WHAT TO DO:
Copy out the listing in full, exactly as written, but not its pictures.

* Begin THE RECORDS *

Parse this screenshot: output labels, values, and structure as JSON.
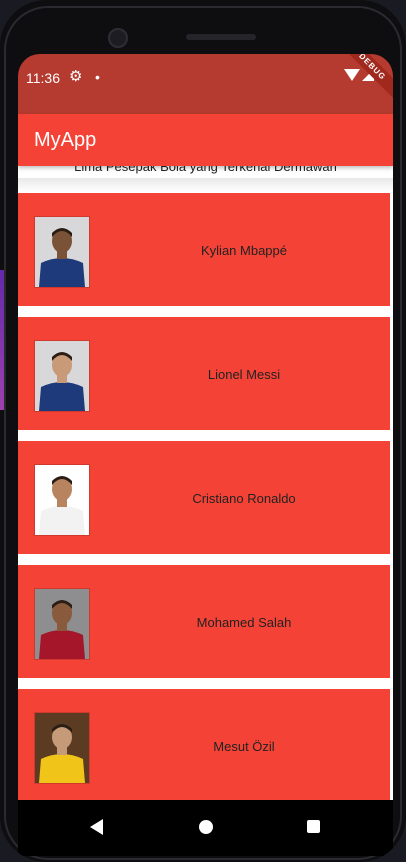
{
  "status_bar": {
    "time": "11:36",
    "icons": [
      "gear-icon",
      "dot-icon",
      "wifi-icon",
      "signal-icon"
    ]
  },
  "debug_banner": "DEBUG",
  "app_bar": {
    "title": "MyApp"
  },
  "list_heading": "Lima Pesepak Bola yang Terkenal Dermawan",
  "players": [
    {
      "name": "Kylian Mbappé",
      "jersey": "#1f3a7a",
      "skin": "#7a5238",
      "bg": "#d8d8da"
    },
    {
      "name": "Lionel Messi",
      "jersey": "#1f3a7a",
      "skin": "#c99a78",
      "bg": "#d8d8da"
    },
    {
      "name": "Cristiano Ronaldo",
      "jersey": "#f2f2f2",
      "skin": "#b8835f",
      "bg": "#ffffff"
    },
    {
      "name": "Mohamed Salah",
      "jersey": "#a5162a",
      "skin": "#8a5a3c",
      "bg": "#8e8e90"
    },
    {
      "name": "Mesut Özil",
      "jersey": "#f0c419",
      "skin": "#c49a78",
      "bg": "#5b3b22"
    }
  ],
  "colors": {
    "accent": "#f44336",
    "status_bar": "#b53a2f"
  }
}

* End THE RECORDS *

WORKED ANSWER:
Parse this screenshot: output labels, values, and structure as JSON.
{
  "status_bar": {
    "time": "11:36",
    "icons": [
      "gear-icon",
      "dot-icon",
      "wifi-icon",
      "signal-icon"
    ]
  },
  "debug_banner": "DEBUG",
  "app_bar": {
    "title": "MyApp"
  },
  "list_heading": "Lima Pesepak Bola yang Terkenal Dermawan",
  "players": [
    {
      "name": "Kylian Mbappé",
      "jersey": "#1f3a7a",
      "skin": "#7a5238",
      "bg": "#d8d8da"
    },
    {
      "name": "Lionel Messi",
      "jersey": "#1f3a7a",
      "skin": "#c99a78",
      "bg": "#d8d8da"
    },
    {
      "name": "Cristiano Ronaldo",
      "jersey": "#f2f2f2",
      "skin": "#b8835f",
      "bg": "#ffffff"
    },
    {
      "name": "Mohamed Salah",
      "jersey": "#a5162a",
      "skin": "#8a5a3c",
      "bg": "#8e8e90"
    },
    {
      "name": "Mesut Özil",
      "jersey": "#f0c419",
      "skin": "#c49a78",
      "bg": "#5b3b22"
    }
  ],
  "colors": {
    "accent": "#f44336",
    "status_bar": "#b53a2f"
  }
}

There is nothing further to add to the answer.